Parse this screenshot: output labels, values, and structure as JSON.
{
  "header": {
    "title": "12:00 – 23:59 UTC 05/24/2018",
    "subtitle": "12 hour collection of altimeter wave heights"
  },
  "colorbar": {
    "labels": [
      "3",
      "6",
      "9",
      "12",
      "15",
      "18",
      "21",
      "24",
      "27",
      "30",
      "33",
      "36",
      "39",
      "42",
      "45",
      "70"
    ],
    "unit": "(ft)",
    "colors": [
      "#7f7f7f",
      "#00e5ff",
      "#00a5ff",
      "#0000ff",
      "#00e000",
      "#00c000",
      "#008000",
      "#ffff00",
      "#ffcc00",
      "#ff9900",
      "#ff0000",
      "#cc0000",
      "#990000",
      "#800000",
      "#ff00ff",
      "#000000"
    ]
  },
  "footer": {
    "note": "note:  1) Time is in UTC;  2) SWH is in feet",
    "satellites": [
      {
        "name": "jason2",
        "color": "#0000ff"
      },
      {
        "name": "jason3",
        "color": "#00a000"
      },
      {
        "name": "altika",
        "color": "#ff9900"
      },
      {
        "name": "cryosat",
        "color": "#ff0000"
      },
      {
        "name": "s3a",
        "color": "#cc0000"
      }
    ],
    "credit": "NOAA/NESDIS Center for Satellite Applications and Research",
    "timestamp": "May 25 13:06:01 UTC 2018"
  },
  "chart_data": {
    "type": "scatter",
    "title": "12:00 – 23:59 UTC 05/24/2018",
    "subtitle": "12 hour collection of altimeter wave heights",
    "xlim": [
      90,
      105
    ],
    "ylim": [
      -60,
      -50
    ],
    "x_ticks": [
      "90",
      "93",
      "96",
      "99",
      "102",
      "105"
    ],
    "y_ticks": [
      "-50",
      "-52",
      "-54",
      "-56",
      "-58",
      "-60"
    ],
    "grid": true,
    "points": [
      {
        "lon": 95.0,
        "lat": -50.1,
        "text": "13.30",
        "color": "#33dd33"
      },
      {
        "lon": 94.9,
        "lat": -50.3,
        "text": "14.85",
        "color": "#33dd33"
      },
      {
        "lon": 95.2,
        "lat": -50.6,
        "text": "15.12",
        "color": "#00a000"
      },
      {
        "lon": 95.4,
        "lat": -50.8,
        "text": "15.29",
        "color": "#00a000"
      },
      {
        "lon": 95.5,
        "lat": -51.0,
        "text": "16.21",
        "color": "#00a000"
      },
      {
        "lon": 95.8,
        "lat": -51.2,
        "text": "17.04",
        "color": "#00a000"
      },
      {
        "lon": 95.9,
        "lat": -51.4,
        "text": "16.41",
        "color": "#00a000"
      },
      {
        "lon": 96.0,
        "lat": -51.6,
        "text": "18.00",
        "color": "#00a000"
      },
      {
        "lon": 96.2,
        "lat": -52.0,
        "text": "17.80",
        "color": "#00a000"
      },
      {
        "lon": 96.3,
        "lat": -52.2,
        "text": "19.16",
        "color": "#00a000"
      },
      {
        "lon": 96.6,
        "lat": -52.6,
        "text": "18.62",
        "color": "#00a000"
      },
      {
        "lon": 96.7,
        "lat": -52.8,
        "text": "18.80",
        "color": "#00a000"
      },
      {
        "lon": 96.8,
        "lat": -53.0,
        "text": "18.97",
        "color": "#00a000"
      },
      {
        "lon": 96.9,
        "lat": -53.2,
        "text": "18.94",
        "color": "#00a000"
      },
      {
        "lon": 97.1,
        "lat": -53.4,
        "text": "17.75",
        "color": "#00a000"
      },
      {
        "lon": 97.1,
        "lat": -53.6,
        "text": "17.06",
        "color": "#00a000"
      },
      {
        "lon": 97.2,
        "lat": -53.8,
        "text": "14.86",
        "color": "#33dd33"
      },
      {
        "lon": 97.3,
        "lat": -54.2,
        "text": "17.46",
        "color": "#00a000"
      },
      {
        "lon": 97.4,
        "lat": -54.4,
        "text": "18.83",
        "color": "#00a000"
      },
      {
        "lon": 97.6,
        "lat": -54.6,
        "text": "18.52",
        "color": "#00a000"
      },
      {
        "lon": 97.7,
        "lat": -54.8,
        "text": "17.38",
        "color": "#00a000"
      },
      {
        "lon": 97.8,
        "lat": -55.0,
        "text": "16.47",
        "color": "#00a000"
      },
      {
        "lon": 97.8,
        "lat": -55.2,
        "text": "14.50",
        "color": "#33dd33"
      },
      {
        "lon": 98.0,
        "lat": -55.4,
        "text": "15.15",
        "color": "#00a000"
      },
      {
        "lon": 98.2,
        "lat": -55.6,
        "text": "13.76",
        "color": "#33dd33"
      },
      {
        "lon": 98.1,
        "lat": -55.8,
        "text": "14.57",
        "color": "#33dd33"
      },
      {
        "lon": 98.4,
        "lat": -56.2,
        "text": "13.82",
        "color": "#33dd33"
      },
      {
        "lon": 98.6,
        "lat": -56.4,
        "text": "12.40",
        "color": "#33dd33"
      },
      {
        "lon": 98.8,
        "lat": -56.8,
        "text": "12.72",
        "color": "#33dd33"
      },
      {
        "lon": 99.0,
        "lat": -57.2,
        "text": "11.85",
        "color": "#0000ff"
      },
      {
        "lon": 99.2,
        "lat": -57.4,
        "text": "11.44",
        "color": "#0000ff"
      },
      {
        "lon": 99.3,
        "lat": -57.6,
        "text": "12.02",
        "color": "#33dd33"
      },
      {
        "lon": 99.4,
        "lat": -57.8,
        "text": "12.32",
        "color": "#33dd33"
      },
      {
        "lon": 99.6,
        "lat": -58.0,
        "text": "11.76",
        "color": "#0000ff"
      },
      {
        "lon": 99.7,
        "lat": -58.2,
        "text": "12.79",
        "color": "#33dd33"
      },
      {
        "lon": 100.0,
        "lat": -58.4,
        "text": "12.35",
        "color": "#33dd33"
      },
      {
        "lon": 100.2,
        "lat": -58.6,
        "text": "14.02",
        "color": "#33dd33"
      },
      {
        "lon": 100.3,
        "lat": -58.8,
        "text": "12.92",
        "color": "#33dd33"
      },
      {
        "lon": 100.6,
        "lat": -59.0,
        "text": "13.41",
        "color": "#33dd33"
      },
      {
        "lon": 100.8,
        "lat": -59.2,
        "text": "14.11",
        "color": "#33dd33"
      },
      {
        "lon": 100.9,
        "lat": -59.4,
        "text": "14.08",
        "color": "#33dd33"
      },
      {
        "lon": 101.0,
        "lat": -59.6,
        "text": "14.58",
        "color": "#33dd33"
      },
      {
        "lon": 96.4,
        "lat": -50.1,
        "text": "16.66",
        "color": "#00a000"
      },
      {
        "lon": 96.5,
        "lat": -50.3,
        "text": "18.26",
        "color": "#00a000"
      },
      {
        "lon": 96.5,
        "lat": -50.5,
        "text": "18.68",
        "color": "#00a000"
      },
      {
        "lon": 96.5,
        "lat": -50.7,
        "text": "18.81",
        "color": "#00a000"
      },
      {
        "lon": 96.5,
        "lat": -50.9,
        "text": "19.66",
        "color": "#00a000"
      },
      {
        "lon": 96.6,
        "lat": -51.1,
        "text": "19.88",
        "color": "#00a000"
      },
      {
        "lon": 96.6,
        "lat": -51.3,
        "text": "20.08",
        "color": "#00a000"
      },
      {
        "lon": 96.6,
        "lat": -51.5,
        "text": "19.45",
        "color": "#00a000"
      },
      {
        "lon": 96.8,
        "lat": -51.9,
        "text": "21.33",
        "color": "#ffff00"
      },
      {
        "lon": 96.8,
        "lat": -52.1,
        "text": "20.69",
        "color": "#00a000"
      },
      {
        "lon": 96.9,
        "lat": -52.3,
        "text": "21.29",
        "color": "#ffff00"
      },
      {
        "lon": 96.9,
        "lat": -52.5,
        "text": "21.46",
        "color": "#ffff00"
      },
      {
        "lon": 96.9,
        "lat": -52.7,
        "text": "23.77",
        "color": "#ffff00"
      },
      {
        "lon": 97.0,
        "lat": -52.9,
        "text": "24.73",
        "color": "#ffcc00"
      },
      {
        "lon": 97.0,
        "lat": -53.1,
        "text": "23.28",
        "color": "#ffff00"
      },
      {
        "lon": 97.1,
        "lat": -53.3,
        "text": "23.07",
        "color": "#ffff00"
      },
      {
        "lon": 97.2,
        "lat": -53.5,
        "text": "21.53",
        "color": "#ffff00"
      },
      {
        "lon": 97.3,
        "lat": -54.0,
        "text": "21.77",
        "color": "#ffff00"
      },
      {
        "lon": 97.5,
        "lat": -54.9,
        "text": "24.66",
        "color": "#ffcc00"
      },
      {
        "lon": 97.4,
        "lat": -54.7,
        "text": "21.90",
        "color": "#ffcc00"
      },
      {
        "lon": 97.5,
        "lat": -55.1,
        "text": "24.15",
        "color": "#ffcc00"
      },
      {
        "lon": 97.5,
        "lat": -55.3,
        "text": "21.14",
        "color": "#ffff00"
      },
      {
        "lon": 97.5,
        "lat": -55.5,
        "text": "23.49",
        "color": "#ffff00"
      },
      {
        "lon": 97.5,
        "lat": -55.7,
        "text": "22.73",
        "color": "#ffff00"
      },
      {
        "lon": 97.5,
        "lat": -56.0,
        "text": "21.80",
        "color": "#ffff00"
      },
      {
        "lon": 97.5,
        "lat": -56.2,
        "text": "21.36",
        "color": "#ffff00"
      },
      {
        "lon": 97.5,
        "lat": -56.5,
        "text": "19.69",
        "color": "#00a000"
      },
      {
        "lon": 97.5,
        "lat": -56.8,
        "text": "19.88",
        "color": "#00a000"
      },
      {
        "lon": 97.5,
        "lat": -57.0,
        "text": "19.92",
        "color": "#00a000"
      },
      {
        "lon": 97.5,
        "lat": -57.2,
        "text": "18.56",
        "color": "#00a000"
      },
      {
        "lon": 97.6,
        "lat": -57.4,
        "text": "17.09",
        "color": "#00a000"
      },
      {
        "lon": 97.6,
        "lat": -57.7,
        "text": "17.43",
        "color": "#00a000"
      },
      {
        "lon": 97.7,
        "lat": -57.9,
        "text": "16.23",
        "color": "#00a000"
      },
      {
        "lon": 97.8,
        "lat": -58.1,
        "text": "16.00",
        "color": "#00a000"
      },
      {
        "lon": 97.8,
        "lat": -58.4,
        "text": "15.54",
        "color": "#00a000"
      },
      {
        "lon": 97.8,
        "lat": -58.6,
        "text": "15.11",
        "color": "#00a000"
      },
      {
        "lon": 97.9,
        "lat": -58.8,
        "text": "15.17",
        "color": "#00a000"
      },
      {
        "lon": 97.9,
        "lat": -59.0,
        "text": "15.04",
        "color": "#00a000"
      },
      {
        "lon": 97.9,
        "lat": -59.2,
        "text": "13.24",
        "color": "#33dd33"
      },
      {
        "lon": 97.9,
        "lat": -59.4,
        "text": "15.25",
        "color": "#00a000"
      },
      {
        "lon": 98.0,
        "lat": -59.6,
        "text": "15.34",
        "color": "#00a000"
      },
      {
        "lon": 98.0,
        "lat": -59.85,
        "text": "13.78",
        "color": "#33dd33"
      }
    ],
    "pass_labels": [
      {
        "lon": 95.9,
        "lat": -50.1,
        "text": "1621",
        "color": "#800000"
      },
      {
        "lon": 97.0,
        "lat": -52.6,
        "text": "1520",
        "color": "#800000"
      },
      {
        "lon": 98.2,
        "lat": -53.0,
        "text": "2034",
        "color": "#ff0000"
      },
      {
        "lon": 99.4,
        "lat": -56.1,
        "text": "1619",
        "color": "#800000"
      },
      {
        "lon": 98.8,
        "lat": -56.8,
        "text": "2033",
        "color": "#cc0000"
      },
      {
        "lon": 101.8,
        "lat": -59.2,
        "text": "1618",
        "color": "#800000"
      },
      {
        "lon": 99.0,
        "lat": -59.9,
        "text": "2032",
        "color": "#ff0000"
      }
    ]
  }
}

Aim: Above are the records; copy every line in them that holds the word "subtitle".

The completed task:
    "subtitle": "12 hour collection of altimeter wave heights"
    "subtitle": "12 hour collection of altimeter wave heights",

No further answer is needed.